TASK OBJECTIVE: Quote every line of the data below as it stands, omitting pictures.

RECORDS FOR PROCESSING:
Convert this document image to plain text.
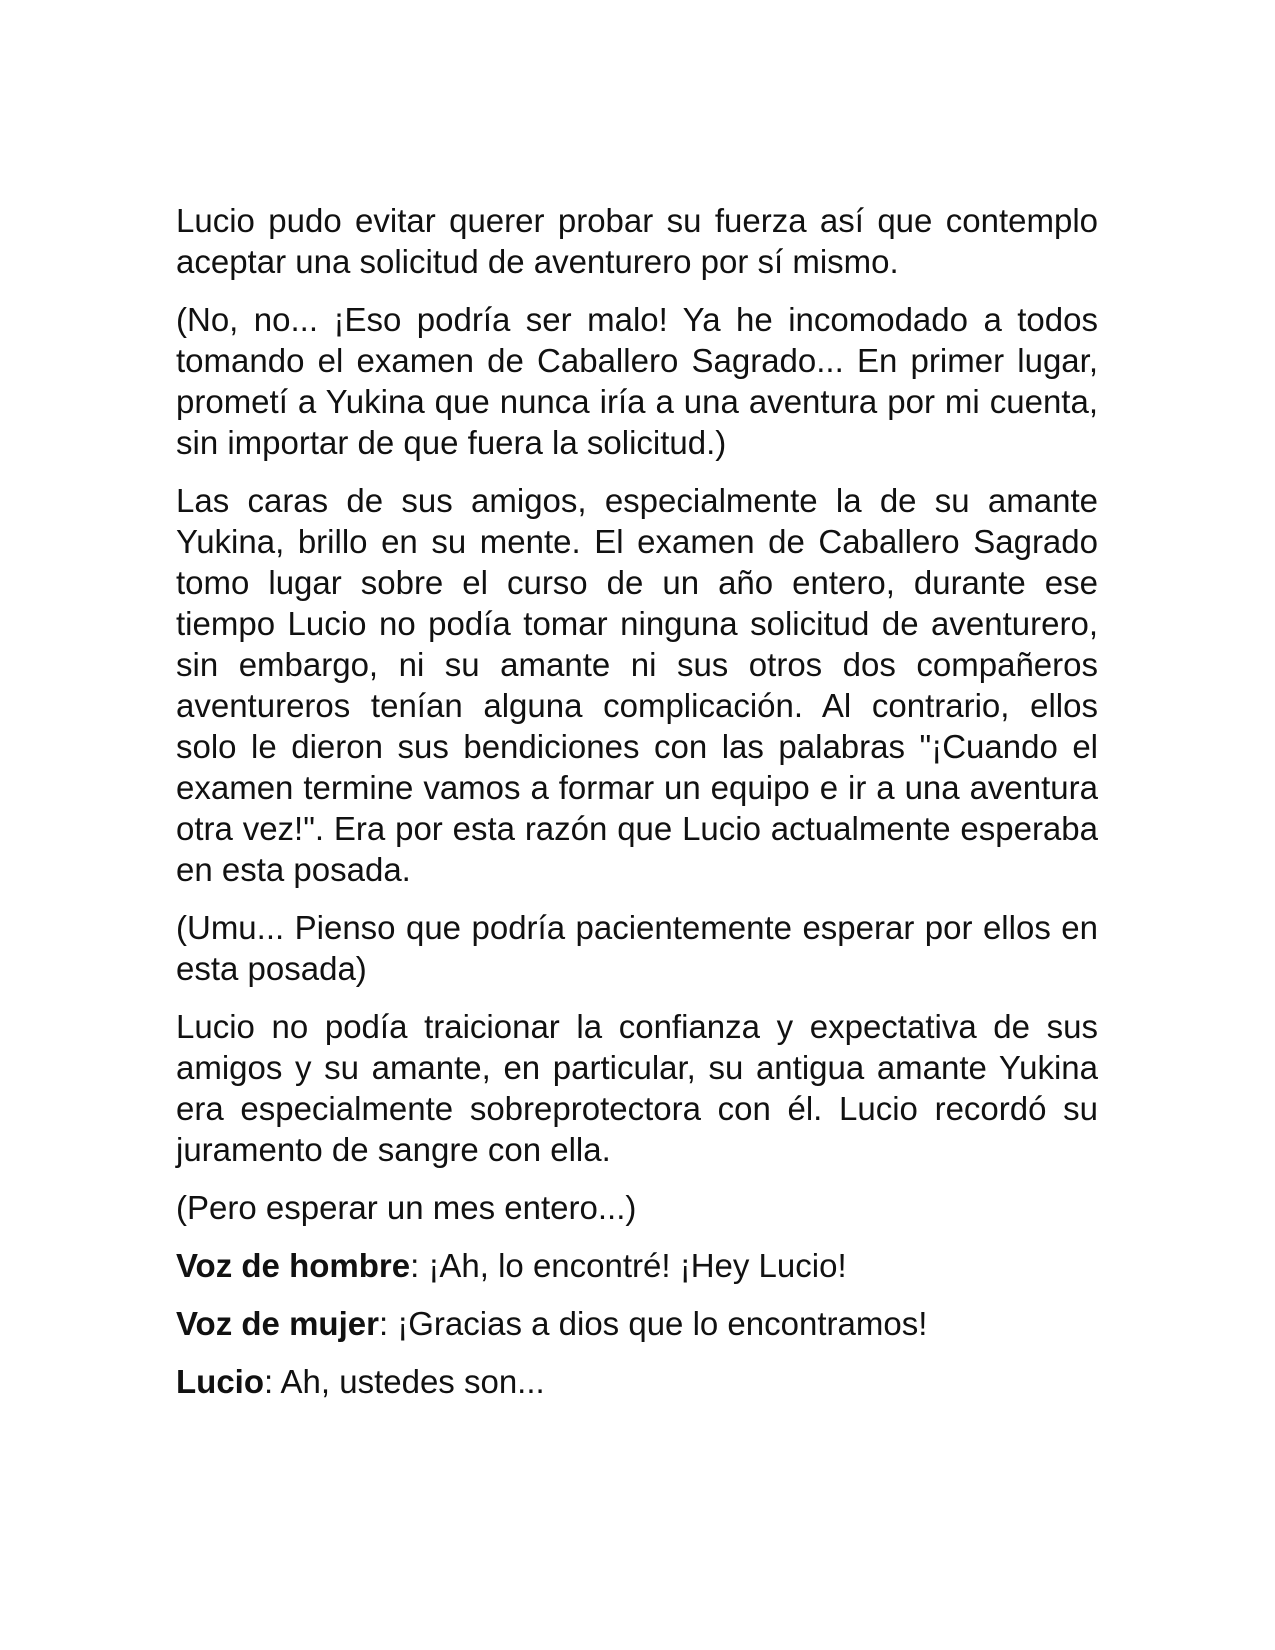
Lucio pudo evitar querer probar su fuerza así que contemplo aceptar una solicitud de aventurero por sí mismo.

(No, no... ¡Eso podría ser malo! Ya he incomodado a todos tomando el examen de Caballero Sagrado... En primer lugar, prometí a Yukina que nunca iría a una aventura por mi cuenta, sin importar de que fuera la solicitud.)

Las caras de sus amigos, especialmente la de su amante Yukina, brillo en su mente. El examen de Caballero Sagrado tomo lugar sobre el curso de un año entero, durante ese tiempo Lucio no podía tomar ninguna solicitud de aventurero, sin embargo, ni su amante ni sus otros dos compañeros aventureros tenían alguna complicación. Al contrario, ellos solo le dieron sus bendiciones con las palabras "¡Cuando el examen termine vamos a formar un equipo e ir a una aventura otra vez!". Era por esta razón que Lucio actualmente esperaba en esta posada.

(Umu... Pienso que podría pacientemente esperar por ellos en esta posada)

Lucio no podía traicionar la confianza y expectativa de sus amigos y su amante, en particular, su antigua amante Yukina era especialmente sobreprotectora con él. Lucio recordó su juramento de sangre con ella.

(Pero esperar un mes entero...)

Voz de hombre: ¡Ah, lo encontré! ¡Hey Lucio!

Voz de mujer: ¡Gracias a dios que lo encontramos!

Lucio: Ah, ustedes son...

CORRECT OUTPUT:
Convert this document image to plain text.
Lucio pudo evitar querer probar su fuerza así que contemplo aceptar una solicitud de aventurero por sí mismo.

(No, no... ¡Eso podría ser malo! Ya he incomodado a todos tomando el examen de Caballero Sagrado... En primer lugar, prometí a Yukina que nunca iría a una aventura por mi cuenta, sin importar de que fuera la solicitud.)

Las caras de sus amigos, especialmente la de su amante Yukina, brillo en su mente. El examen de Caballero Sagrado tomo lugar sobre el curso de un año entero, durante ese tiempo Lucio no podía tomar ninguna solicitud de aventurero, sin embargo, ni su amante ni sus otros dos compañeros aventureros tenían alguna complicación. Al contrario, ellos solo le dieron sus bendiciones con las palabras "¡Cuando el examen termine vamos a formar un equipo e ir a una aventura otra vez!". Era por esta razón que Lucio actualmente esperaba en esta posada.

(Umu... Pienso que podría pacientemente esperar por ellos en esta posada)

Lucio no podía traicionar la confianza y expectativa de sus amigos y su amante, en particular, su antigua amante Yukina era especialmente sobreprotectora con él. Lucio recordó su juramento de sangre con ella.

(Pero esperar un mes entero...)

Voz de hombre: ¡Ah, lo encontré! ¡Hey Lucio!

Voz de mujer: ¡Gracias a dios que lo encontramos!

Lucio: Ah, ustedes son...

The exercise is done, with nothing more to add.